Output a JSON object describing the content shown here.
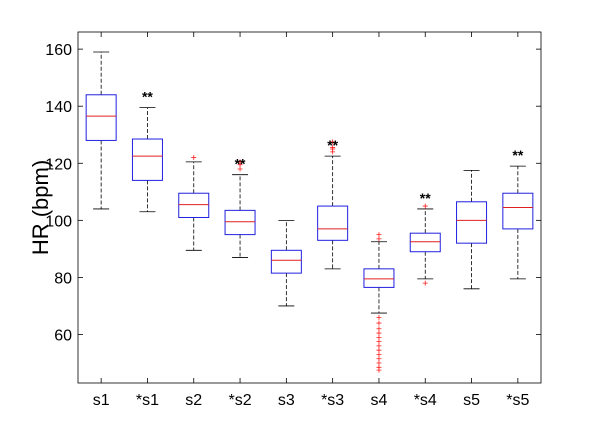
{
  "chart_data": {
    "type": "boxplot",
    "title": "",
    "xlabel": "",
    "ylabel": "HR (bpm)",
    "ylim": [
      43,
      166
    ],
    "y_ticks": [
      60,
      80,
      100,
      120,
      140,
      160
    ],
    "grid": false,
    "colors": {
      "box": "#2020e0",
      "median": "#e02020",
      "whisker": "#000000",
      "outlier": "#ff2020",
      "axis": "#000000"
    },
    "categories": [
      "s1",
      "*s1",
      "s2",
      "*s2",
      "s3",
      "*s3",
      "s4",
      "*s4",
      "s5",
      "*s5"
    ],
    "boxes": [
      {
        "label": "s1",
        "whisker_low": 104,
        "q1": 128,
        "median": 136.5,
        "q3": 144,
        "whisker_high": 159,
        "outliers": [],
        "annotation": ""
      },
      {
        "label": "*s1",
        "whisker_low": 103,
        "q1": 114,
        "median": 122.5,
        "q3": 128.5,
        "whisker_high": 139.5,
        "outliers": [],
        "annotation": "**"
      },
      {
        "label": "s2",
        "whisker_low": 89.5,
        "q1": 101,
        "median": 105.5,
        "q3": 109.5,
        "whisker_high": 120.5,
        "outliers": [
          122
        ],
        "annotation": ""
      },
      {
        "label": "*s2",
        "whisker_low": 87,
        "q1": 95,
        "median": 99.5,
        "q3": 103.5,
        "whisker_high": 116,
        "outliers": [
          118,
          119.5,
          120.5
        ],
        "annotation": "**"
      },
      {
        "label": "s3",
        "whisker_low": 70,
        "q1": 81.5,
        "median": 86,
        "q3": 89.5,
        "whisker_high": 100,
        "outliers": [],
        "annotation": ""
      },
      {
        "label": "*s3",
        "whisker_low": 83,
        "q1": 93,
        "median": 97,
        "q3": 105,
        "whisker_high": 122.5,
        "outliers": [
          124,
          125,
          125.5,
          127.5
        ],
        "annotation": "**"
      },
      {
        "label": "s4",
        "whisker_low": 67.5,
        "q1": 76.5,
        "median": 79.5,
        "q3": 83,
        "whisker_high": 92.5,
        "outliers": [
          93.5,
          95,
          66,
          64,
          62,
          60.5,
          59,
          57.5,
          56,
          54.5,
          53,
          51.5,
          50,
          48.5,
          47.5
        ],
        "annotation": ""
      },
      {
        "label": "*s4",
        "whisker_low": 79.5,
        "q1": 89,
        "median": 92.5,
        "q3": 95.5,
        "whisker_high": 104,
        "outliers": [
          105,
          78
        ],
        "annotation": "**"
      },
      {
        "label": "s5",
        "whisker_low": 76,
        "q1": 92,
        "median": 100,
        "q3": 106.5,
        "whisker_high": 117.5,
        "outliers": [],
        "annotation": ""
      },
      {
        "label": "*s5",
        "whisker_low": 79.5,
        "q1": 97,
        "median": 104.5,
        "q3": 109.5,
        "whisker_high": 119,
        "outliers": [],
        "annotation": "**"
      }
    ]
  }
}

• • •

### [Task objective]
Copy every record above exactly, leaving out the pictures.

### [Answer to the problem]
Output a JSON object describing the content shown here.
{
  "chart_data": {
    "type": "boxplot",
    "title": "",
    "xlabel": "",
    "ylabel": "HR (bpm)",
    "ylim": [
      43,
      166
    ],
    "y_ticks": [
      60,
      80,
      100,
      120,
      140,
      160
    ],
    "grid": false,
    "colors": {
      "box": "#2020e0",
      "median": "#e02020",
      "whisker": "#000000",
      "outlier": "#ff2020",
      "axis": "#000000"
    },
    "categories": [
      "s1",
      "*s1",
      "s2",
      "*s2",
      "s3",
      "*s3",
      "s4",
      "*s4",
      "s5",
      "*s5"
    ],
    "boxes": [
      {
        "label": "s1",
        "whisker_low": 104,
        "q1": 128,
        "median": 136.5,
        "q3": 144,
        "whisker_high": 159,
        "outliers": [],
        "annotation": ""
      },
      {
        "label": "*s1",
        "whisker_low": 103,
        "q1": 114,
        "median": 122.5,
        "q3": 128.5,
        "whisker_high": 139.5,
        "outliers": [],
        "annotation": "**"
      },
      {
        "label": "s2",
        "whisker_low": 89.5,
        "q1": 101,
        "median": 105.5,
        "q3": 109.5,
        "whisker_high": 120.5,
        "outliers": [
          122
        ],
        "annotation": ""
      },
      {
        "label": "*s2",
        "whisker_low": 87,
        "q1": 95,
        "median": 99.5,
        "q3": 103.5,
        "whisker_high": 116,
        "outliers": [
          118,
          119.5,
          120.5
        ],
        "annotation": "**"
      },
      {
        "label": "s3",
        "whisker_low": 70,
        "q1": 81.5,
        "median": 86,
        "q3": 89.5,
        "whisker_high": 100,
        "outliers": [],
        "annotation": ""
      },
      {
        "label": "*s3",
        "whisker_low": 83,
        "q1": 93,
        "median": 97,
        "q3": 105,
        "whisker_high": 122.5,
        "outliers": [
          124,
          125,
          125.5,
          127.5
        ],
        "annotation": "**"
      },
      {
        "label": "s4",
        "whisker_low": 67.5,
        "q1": 76.5,
        "median": 79.5,
        "q3": 83,
        "whisker_high": 92.5,
        "outliers": [
          93.5,
          95,
          66,
          64,
          62,
          60.5,
          59,
          57.5,
          56,
          54.5,
          53,
          51.5,
          50,
          48.5,
          47.5
        ],
        "annotation": ""
      },
      {
        "label": "*s4",
        "whisker_low": 79.5,
        "q1": 89,
        "median": 92.5,
        "q3": 95.5,
        "whisker_high": 104,
        "outliers": [
          105,
          78
        ],
        "annotation": "**"
      },
      {
        "label": "s5",
        "whisker_low": 76,
        "q1": 92,
        "median": 100,
        "q3": 106.5,
        "whisker_high": 117.5,
        "outliers": [],
        "annotation": ""
      },
      {
        "label": "*s5",
        "whisker_low": 79.5,
        "q1": 97,
        "median": 104.5,
        "q3": 109.5,
        "whisker_high": 119,
        "outliers": [],
        "annotation": "**"
      }
    ]
  }
}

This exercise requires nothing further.